_Short task_. Write out the material exactly, leaving every picture behind.

_Dataset listings of figures_.
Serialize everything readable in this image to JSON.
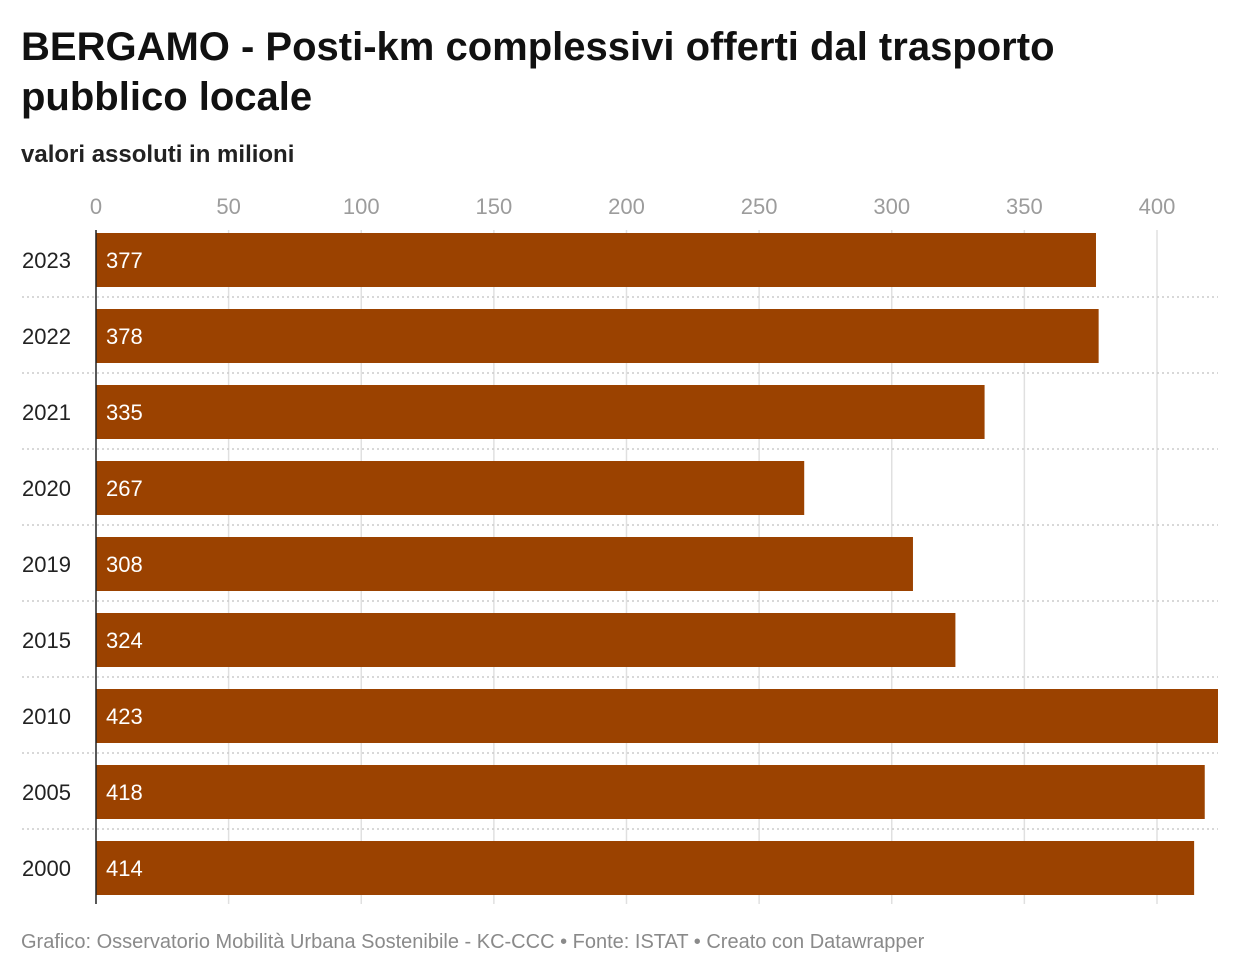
{
  "title": "BERGAMO - Posti-km complessivi offerti dal trasporto pubblico locale",
  "subtitle": "valori assoluti in milioni",
  "footer": "Grafico: Osservatorio Mobilità Urbana Sostenibile - KC-CCC • Fonte: ISTAT • Creato con Datawrapper",
  "colors": {
    "bar": "#9b4200",
    "grid": "#e0e0e0",
    "separator": "#cccccc"
  },
  "chart_data": {
    "type": "bar",
    "orientation": "horizontal",
    "categories": [
      "2023",
      "2022",
      "2021",
      "2020",
      "2019",
      "2015",
      "2010",
      "2005",
      "2000"
    ],
    "values": [
      377,
      378,
      335,
      267,
      308,
      324,
      423,
      418,
      414
    ],
    "value_labels": [
      "377",
      "378",
      "335",
      "267",
      "308",
      "324",
      "423",
      "418",
      "414"
    ],
    "ticks": [
      0,
      50,
      100,
      150,
      200,
      250,
      300,
      350,
      400
    ],
    "tick_labels": [
      "0",
      "50",
      "100",
      "150",
      "200",
      "250",
      "300",
      "350",
      "400"
    ],
    "xlim": [
      0,
      423
    ],
    "grid": true,
    "legend": "none"
  }
}
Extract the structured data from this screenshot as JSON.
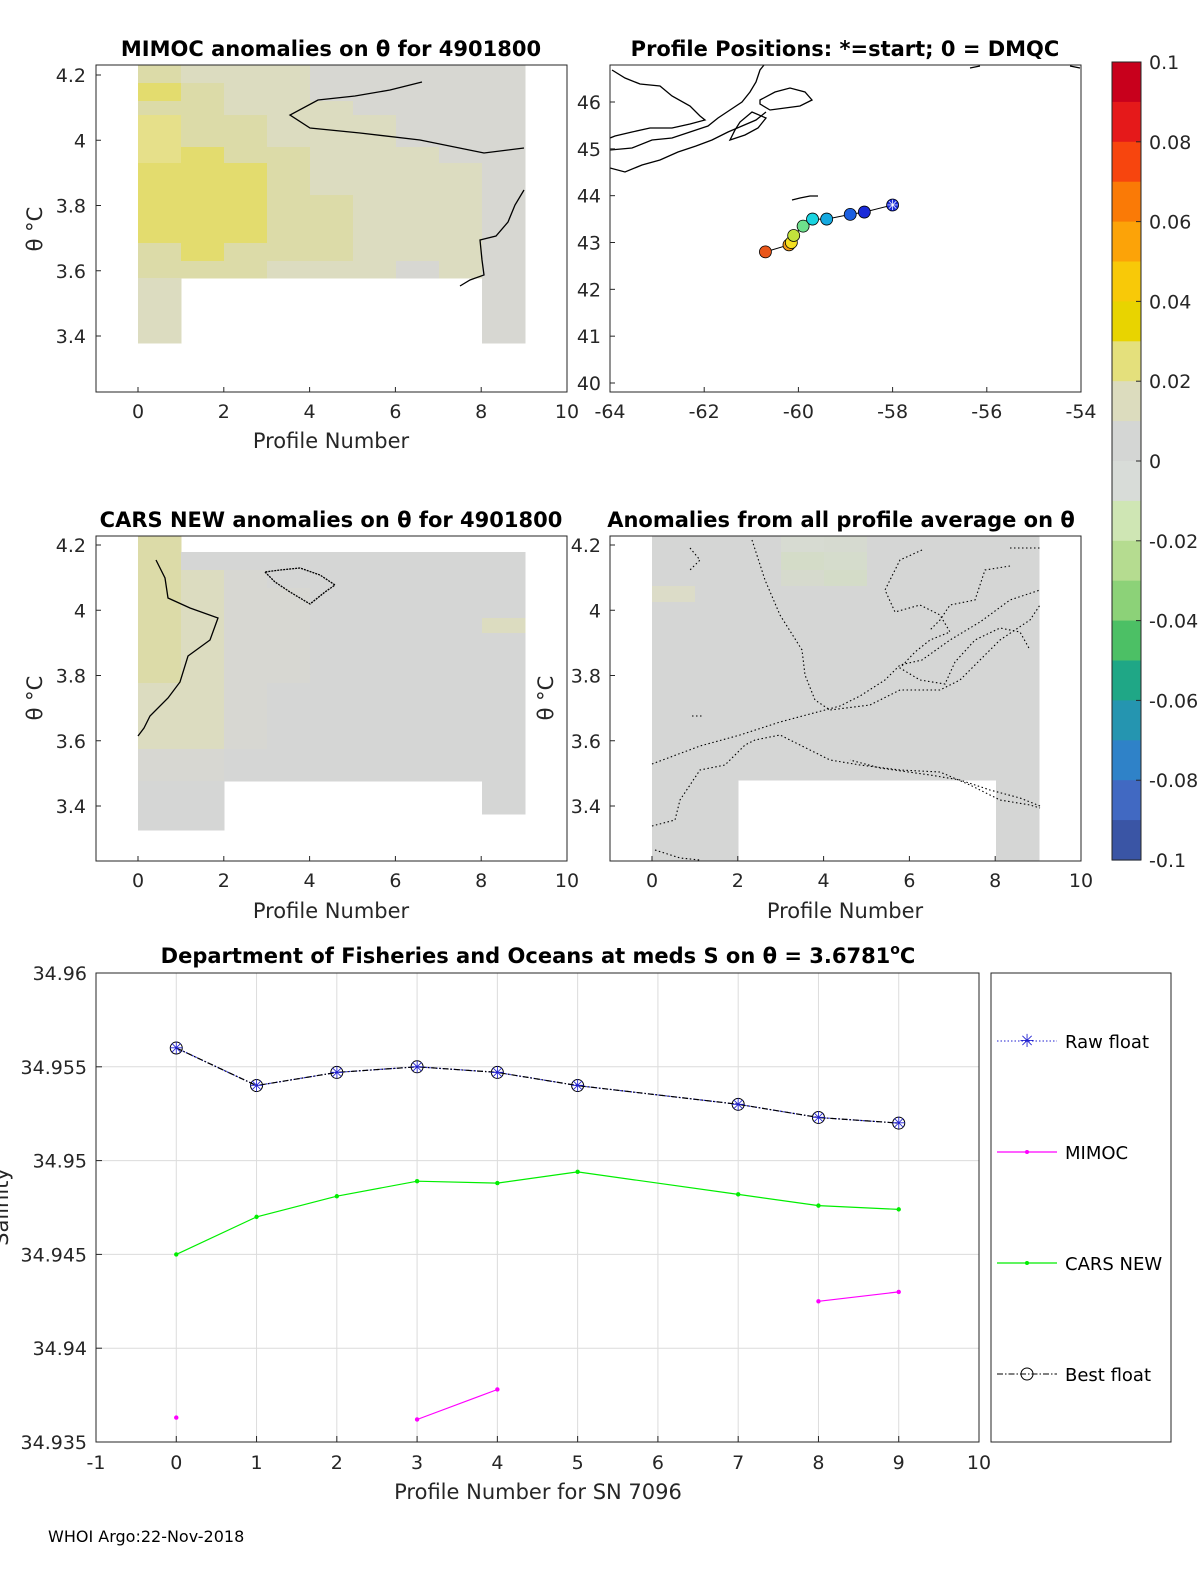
{
  "footer": "WHOI Argo:22-Nov-2018",
  "theta_symbol": "θ",
  "panels": {
    "mimoc": {
      "title": "MIMOC anomalies on θ  for 4901800",
      "xlabel": "Profile Number",
      "ylabel": "θ °C",
      "xticks": [
        "0",
        "2",
        "4",
        "6",
        "8",
        "10"
      ],
      "yticks": [
        "3.4",
        "3.6",
        "3.8",
        "4",
        "4.2"
      ]
    },
    "positions": {
      "title": "Profile Positions: *=start; 0 = DMQC",
      "xticks": [
        "-64",
        "-62",
        "-60",
        "-58",
        "-56",
        "-54"
      ],
      "yticks": [
        "40",
        "41",
        "42",
        "43",
        "44",
        "45",
        "46"
      ]
    },
    "cars": {
      "title": "CARS NEW anomalies on θ for 4901800",
      "xlabel": "Profile Number",
      "ylabel": "θ °C",
      "xticks": [
        "0",
        "2",
        "4",
        "6",
        "8",
        "10"
      ],
      "yticks": [
        "3.4",
        "3.6",
        "3.8",
        "4",
        "4.2"
      ]
    },
    "average": {
      "title": "Anomalies from all profile average on θ",
      "xlabel": "Profile Number",
      "ylabel": "θ °C",
      "xticks": [
        "0",
        "2",
        "4",
        "6",
        "8",
        "10"
      ],
      "yticks": [
        "3.4",
        "3.6",
        "3.8",
        "4",
        "4.2"
      ]
    }
  },
  "colorbar": {
    "ticks": [
      "0.1",
      "0.08",
      "0.06",
      "0.04",
      "0.02",
      "0",
      "-0.02",
      "-0.04",
      "-0.06",
      "-0.08",
      "-0.1"
    ],
    "colors": [
      "#c8001c",
      "#e5191a",
      "#f7450e",
      "#fa7a06",
      "#fca308",
      "#f8c908",
      "#e8d400",
      "#e4e07c",
      "#dcdcbe",
      "#d4d6d4",
      "#d8dcd8",
      "#cfe6b4",
      "#b5dc90",
      "#8cd278",
      "#4cc065",
      "#1fa786",
      "#2595b0",
      "#2f82c8",
      "#4169c2",
      "#3a55a5"
    ],
    "accent": "#c4001c"
  },
  "positions_data": {
    "lon": [
      -58.0,
      -58.6,
      -58.9,
      -59.4,
      -59.7,
      -59.9,
      -60.1,
      -60.15,
      -60.2,
      -60.7
    ],
    "lat": [
      43.8,
      43.65,
      43.6,
      43.5,
      43.5,
      43.35,
      43.15,
      43.0,
      42.95,
      42.8
    ],
    "colors": [
      "#1a2bd9",
      "#1a2bd9",
      "#1c5fe0",
      "#15a9e0",
      "#19d4e0",
      "#6ee08c",
      "#c2e33c",
      "#f5e020",
      "#f29a16",
      "#e9561a"
    ]
  },
  "chart_data": {
    "type": "line",
    "title": "Department of Fisheries and Oceans at meds S on θ = 3.6781°C",
    "title_parts": {
      "main": "Department of Fisheries and Oceans at meds S on θ = 3.6781",
      "degree": "o",
      "unit": "C"
    },
    "xlabel": "Profile Number for SN 7096",
    "ylabel": "Salinity",
    "xlim": [
      -1,
      10
    ],
    "ylim": [
      34.935,
      34.96
    ],
    "xticks": [
      "-1",
      "0",
      "1",
      "2",
      "3",
      "4",
      "5",
      "6",
      "7",
      "8",
      "9",
      "10"
    ],
    "yticks": [
      "34.935",
      "34.94",
      "34.945",
      "34.95",
      "34.955",
      "34.96"
    ],
    "series": [
      {
        "name": "Raw float",
        "color": "#1f1fd0",
        "x": [
          0,
          1,
          2,
          3,
          4,
          5,
          7,
          8,
          9
        ],
        "y": [
          34.956,
          34.954,
          34.9547,
          34.955,
          34.9547,
          34.954,
          34.953,
          34.9523,
          34.952
        ]
      },
      {
        "name": "MIMOC",
        "color": "#ff00ff",
        "segments": [
          {
            "x": [
              0
            ],
            "y": [
              34.9363
            ]
          },
          {
            "x": [
              3,
              4
            ],
            "y": [
              34.9362,
              34.9378
            ]
          },
          {
            "x": [
              8,
              9
            ],
            "y": [
              34.9425,
              34.943
            ]
          }
        ]
      },
      {
        "name": "CARS NEW",
        "color": "#00ee00",
        "x": [
          0,
          1,
          2,
          3,
          4,
          5,
          7,
          8,
          9
        ],
        "y": [
          34.945,
          34.947,
          34.9481,
          34.9489,
          34.9488,
          34.9494,
          34.9482,
          34.9476,
          34.9474
        ]
      },
      {
        "name": "Best float",
        "color": "#000000",
        "x": [
          0,
          1,
          2,
          3,
          4,
          5,
          7,
          8,
          9
        ],
        "y": [
          34.956,
          34.954,
          34.9547,
          34.955,
          34.9547,
          34.954,
          34.953,
          34.9523,
          34.952
        ]
      }
    ]
  }
}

_Exercise solution_.
Serialize everything readable in this image to JSON.
{
  "title": "BERGAMO - Posti-km complessivi offerti dal trasporto pubblico locale",
  "subtitle": "valori assoluti in milioni",
  "footer": "Grafico: Osservatorio Mobilità Urbana Sostenibile - KC-CCC • Fonte: ISTAT • Creato con Datawrapper",
  "colors": {
    "bar": "#9b4200",
    "grid": "#e0e0e0",
    "separator": "#cccccc"
  },
  "chart_data": {
    "type": "bar",
    "orientation": "horizontal",
    "categories": [
      "2023",
      "2022",
      "2021",
      "2020",
      "2019",
      "2015",
      "2010",
      "2005",
      "2000"
    ],
    "values": [
      377,
      378,
      335,
      267,
      308,
      324,
      423,
      418,
      414
    ],
    "value_labels": [
      "377",
      "378",
      "335",
      "267",
      "308",
      "324",
      "423",
      "418",
      "414"
    ],
    "ticks": [
      0,
      50,
      100,
      150,
      200,
      250,
      300,
      350,
      400
    ],
    "tick_labels": [
      "0",
      "50",
      "100",
      "150",
      "200",
      "250",
      "300",
      "350",
      "400"
    ],
    "xlim": [
      0,
      423
    ],
    "grid": true,
    "legend": "none"
  }
}
Extract the structured data from this screenshot as JSON.
{
  "footer": "WHOI Argo:22-Nov-2018",
  "theta_symbol": "θ",
  "panels": {
    "mimoc": {
      "title": "MIMOC anomalies on θ  for 4901800",
      "xlabel": "Profile Number",
      "ylabel": "θ °C",
      "xticks": [
        "0",
        "2",
        "4",
        "6",
        "8",
        "10"
      ],
      "yticks": [
        "3.4",
        "3.6",
        "3.8",
        "4",
        "4.2"
      ]
    },
    "positions": {
      "title": "Profile Positions: *=start; 0 = DMQC",
      "xticks": [
        "-64",
        "-62",
        "-60",
        "-58",
        "-56",
        "-54"
      ],
      "yticks": [
        "40",
        "41",
        "42",
        "43",
        "44",
        "45",
        "46"
      ]
    },
    "cars": {
      "title": "CARS NEW anomalies on θ for 4901800",
      "xlabel": "Profile Number",
      "ylabel": "θ °C",
      "xticks": [
        "0",
        "2",
        "4",
        "6",
        "8",
        "10"
      ],
      "yticks": [
        "3.4",
        "3.6",
        "3.8",
        "4",
        "4.2"
      ]
    },
    "average": {
      "title": "Anomalies from all profile average on θ",
      "xlabel": "Profile Number",
      "ylabel": "θ °C",
      "xticks": [
        "0",
        "2",
        "4",
        "6",
        "8",
        "10"
      ],
      "yticks": [
        "3.4",
        "3.6",
        "3.8",
        "4",
        "4.2"
      ]
    }
  },
  "colorbar": {
    "ticks": [
      "0.1",
      "0.08",
      "0.06",
      "0.04",
      "0.02",
      "0",
      "-0.02",
      "-0.04",
      "-0.06",
      "-0.08",
      "-0.1"
    ],
    "colors": [
      "#c8001c",
      "#e5191a",
      "#f7450e",
      "#fa7a06",
      "#fca308",
      "#f8c908",
      "#e8d400",
      "#e4e07c",
      "#dcdcbe",
      "#d4d6d4",
      "#d8dcd8",
      "#cfe6b4",
      "#b5dc90",
      "#8cd278",
      "#4cc065",
      "#1fa786",
      "#2595b0",
      "#2f82c8",
      "#4169c2",
      "#3a55a5"
    ],
    "accent": "#c4001c"
  },
  "positions_data": {
    "lon": [
      -58.0,
      -58.6,
      -58.9,
      -59.4,
      -59.7,
      -59.9,
      -60.1,
      -60.15,
      -60.2,
      -60.7
    ],
    "lat": [
      43.8,
      43.65,
      43.6,
      43.5,
      43.5,
      43.35,
      43.15,
      43.0,
      42.95,
      42.8
    ],
    "colors": [
      "#1a2bd9",
      "#1a2bd9",
      "#1c5fe0",
      "#15a9e0",
      "#19d4e0",
      "#6ee08c",
      "#c2e33c",
      "#f5e020",
      "#f29a16",
      "#e9561a"
    ]
  },
  "chart_data": {
    "type": "line",
    "title": "Department of Fisheries and Oceans at meds S on θ = 3.6781°C",
    "title_parts": {
      "main": "Department of Fisheries and Oceans at meds S on θ = 3.6781",
      "degree": "o",
      "unit": "C"
    },
    "xlabel": "Profile Number for SN 7096",
    "ylabel": "Salinity",
    "xlim": [
      -1,
      10
    ],
    "ylim": [
      34.935,
      34.96
    ],
    "xticks": [
      "-1",
      "0",
      "1",
      "2",
      "3",
      "4",
      "5",
      "6",
      "7",
      "8",
      "9",
      "10"
    ],
    "yticks": [
      "34.935",
      "34.94",
      "34.945",
      "34.95",
      "34.955",
      "34.96"
    ],
    "series": [
      {
        "name": "Raw float",
        "color": "#1f1fd0",
        "x": [
          0,
          1,
          2,
          3,
          4,
          5,
          7,
          8,
          9
        ],
        "y": [
          34.956,
          34.954,
          34.9547,
          34.955,
          34.9547,
          34.954,
          34.953,
          34.9523,
          34.952
        ]
      },
      {
        "name": "MIMOC",
        "color": "#ff00ff",
        "segments": [
          {
            "x": [
              0
            ],
            "y": [
              34.9363
            ]
          },
          {
            "x": [
              3,
              4
            ],
            "y": [
              34.9362,
              34.9378
            ]
          },
          {
            "x": [
              8,
              9
            ],
            "y": [
              34.9425,
              34.943
            ]
          }
        ]
      },
      {
        "name": "CARS NEW",
        "color": "#00ee00",
        "x": [
          0,
          1,
          2,
          3,
          4,
          5,
          7,
          8,
          9
        ],
        "y": [
          34.945,
          34.947,
          34.9481,
          34.9489,
          34.9488,
          34.9494,
          34.9482,
          34.9476,
          34.9474
        ]
      },
      {
        "name": "Best float",
        "color": "#000000",
        "x": [
          0,
          1,
          2,
          3,
          4,
          5,
          7,
          8,
          9
        ],
        "y": [
          34.956,
          34.954,
          34.9547,
          34.955,
          34.9547,
          34.954,
          34.953,
          34.9523,
          34.952
        ]
      }
    ]
  }
}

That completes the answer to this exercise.